Where the string "text" occurs in the material below, report the whole line.

GIVEN RECORDS »
******************************

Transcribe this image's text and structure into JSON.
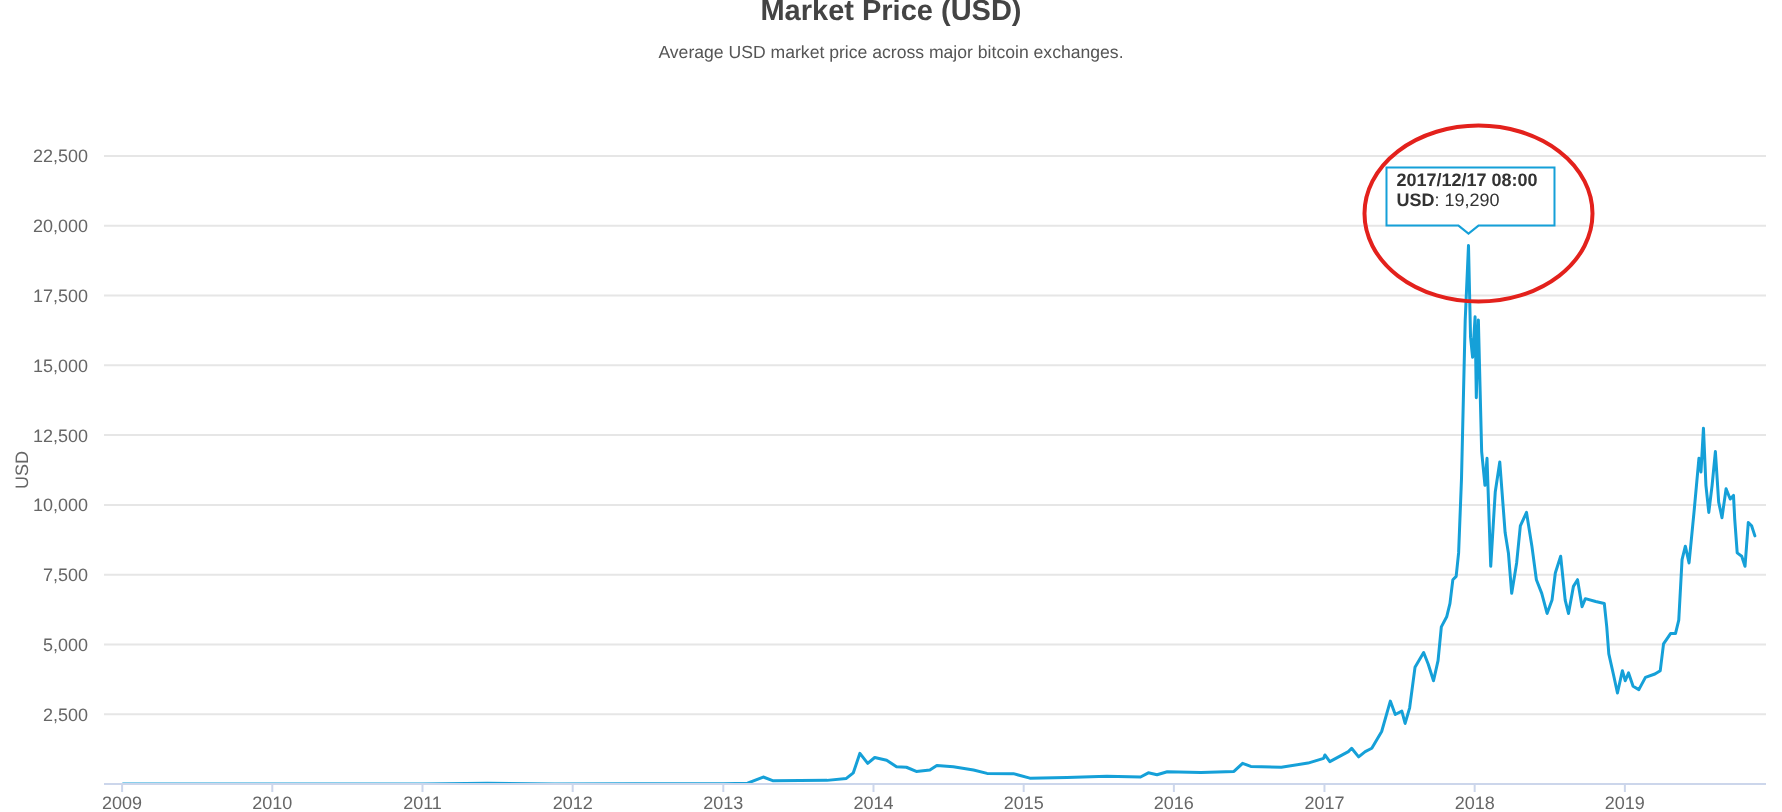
{
  "chart_data": {
    "type": "line",
    "title": "Market Price (USD)",
    "subtitle": "Average USD market price across major bitcoin exchanges.",
    "ylabel": "USD",
    "color": "#15a0d8",
    "x": [
      "2009-01-03",
      "2010-01-01",
      "2010-07-17",
      "2011-01-01",
      "2011-06-08",
      "2011-11-18",
      "2012-06-01",
      "2013-01-01",
      "2013-03-01",
      "2013-04-08",
      "2013-05-01",
      "2013-09-10",
      "2013-10-27",
      "2013-11-13",
      "2013-11-29",
      "2013-12-18",
      "2014-01-04",
      "2014-02-02",
      "2014-02-26",
      "2014-03-22",
      "2014-04-15",
      "2014-05-18",
      "2014-06-04",
      "2014-07-14",
      "2014-09-01",
      "2014-10-04",
      "2014-12-07",
      "2015-01-16",
      "2015-04-16",
      "2015-07-22",
      "2015-10-12",
      "2015-10-31",
      "2015-11-21",
      "2015-12-16",
      "2016-03-07",
      "2016-05-26",
      "2016-06-16",
      "2016-07-06",
      "2016-09-18",
      "2016-11-22",
      "2016-12-30",
      "2017-01-02",
      "2017-01-14",
      "2017-02-28",
      "2017-03-08",
      "2017-03-25",
      "2017-04-10",
      "2017-04-26",
      "2017-05-20",
      "2017-06-10",
      "2017-06-22",
      "2017-07-08",
      "2017-07-16",
      "2017-07-27",
      "2017-08-09",
      "2017-08-30",
      "2017-09-10",
      "2017-09-23",
      "2017-10-04",
      "2017-10-12",
      "2017-10-25",
      "2017-11-02",
      "2017-11-09",
      "2017-11-17",
      "2017-11-23",
      "2017-11-30",
      "2017-12-09",
      "2017-12-17",
      "2017-12-22",
      "2017-12-27",
      "2018-01-02",
      "2018-01-05",
      "2018-01-10",
      "2018-01-18",
      "2018-01-26",
      "2018-01-31",
      "2018-02-09",
      "2018-02-20",
      "2018-03-03",
      "2018-03-16",
      "2018-03-24",
      "2018-04-01",
      "2018-04-13",
      "2018-04-22",
      "2018-05-07",
      "2018-05-20",
      "2018-05-31",
      "2018-06-13",
      "2018-06-26",
      "2018-07-08",
      "2018-07-16",
      "2018-07-29",
      "2018-08-09",
      "2018-08-17",
      "2018-08-29",
      "2018-09-08",
      "2018-09-19",
      "2018-09-27",
      "2018-10-22",
      "2018-11-12",
      "2018-11-18",
      "2018-11-23",
      "2018-12-04",
      "2018-12-14",
      "2018-12-26",
      "2019-01-02",
      "2019-01-10",
      "2019-01-21",
      "2019-02-04",
      "2019-02-20",
      "2019-03-15",
      "2019-03-28",
      "2019-04-05",
      "2019-04-22",
      "2019-05-04",
      "2019-05-12",
      "2019-05-20",
      "2019-05-28",
      "2019-06-06",
      "2019-06-18",
      "2019-06-30",
      "2019-07-05",
      "2019-07-11",
      "2019-07-17",
      "2019-07-24",
      "2019-08-01",
      "2019-08-09",
      "2019-08-17",
      "2019-08-25",
      "2019-09-04",
      "2019-09-14",
      "2019-09-22",
      "2019-09-25",
      "2019-10-01",
      "2019-10-12",
      "2019-10-20",
      "2019-10-28",
      "2019-11-05",
      "2019-11-13"
    ],
    "values": [
      0,
      0,
      0,
      0,
      30,
      0,
      10,
      10,
      30,
      250,
      120,
      130,
      200,
      400,
      1100,
      740,
      950,
      850,
      620,
      600,
      450,
      500,
      660,
      620,
      500,
      380,
      370,
      210,
      230,
      280,
      250,
      400,
      330,
      440,
      410,
      450,
      740,
      630,
      600,
      750,
      920,
      1040,
      800,
      1160,
      1280,
      970,
      1160,
      1280,
      1880,
      2970,
      2490,
      2610,
      2170,
      2730,
      4180,
      4710,
      4300,
      3700,
      4420,
      5630,
      5990,
      6470,
      7320,
      7440,
      8280,
      10940,
      16620,
      19290,
      16010,
      15290,
      16740,
      13840,
      16620,
      11910,
      10700,
      11670,
      7800,
      10460,
      11540,
      9010,
      8280,
      6830,
      7920,
      9250,
      9730,
      8530,
      7320,
      6830,
      6110,
      6590,
      7560,
      8160,
      6590,
      6110,
      7080,
      7320,
      6350,
      6640,
      6540,
      6470,
      5630,
      4660,
      3940,
      3260,
      4060,
      3700,
      3980,
      3500,
      3380,
      3820,
      3940,
      4060,
      5020,
      5390,
      5390,
      5870,
      8040,
      8520,
      7920,
      9730,
      11670,
      11180,
      12750,
      10700,
      9730,
      10700,
      11910,
      10100,
      9540,
      10580,
      10210,
      10340,
      9490,
      8280,
      8160,
      7800,
      9370,
      9250,
      8890
    ],
    "xlim": [
      "2008-11-18",
      "2019-12-10"
    ],
    "xticks": [
      "2009",
      "2010",
      "2011",
      "2012",
      "2013",
      "2014",
      "2015",
      "2016",
      "2017",
      "2018",
      "2019"
    ],
    "ylim": [
      0,
      22500
    ],
    "yticks": [
      {
        "value": 2500,
        "label": "2,500"
      },
      {
        "value": 5000,
        "label": "5,000"
      },
      {
        "value": 7500,
        "label": "7,500"
      },
      {
        "value": 10000,
        "label": "10,000"
      },
      {
        "value": 12500,
        "label": "12,500"
      },
      {
        "value": 15000,
        "label": "15,000"
      },
      {
        "value": 17500,
        "label": "17,500"
      },
      {
        "value": 20000,
        "label": "20,000"
      },
      {
        "value": 22500,
        "label": "22,500"
      }
    ],
    "grid": "y",
    "annotations": [
      {
        "text": "2017/12/17 08:00\nUSD: 19,290",
        "x": "2017-12-17",
        "y": 19290
      }
    ]
  }
}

******************************

EXERCISE RESULT »
Transcribe this image's text and structure into JSON.
        "text": "2017/12/17 08:00\nUSD: 19,290",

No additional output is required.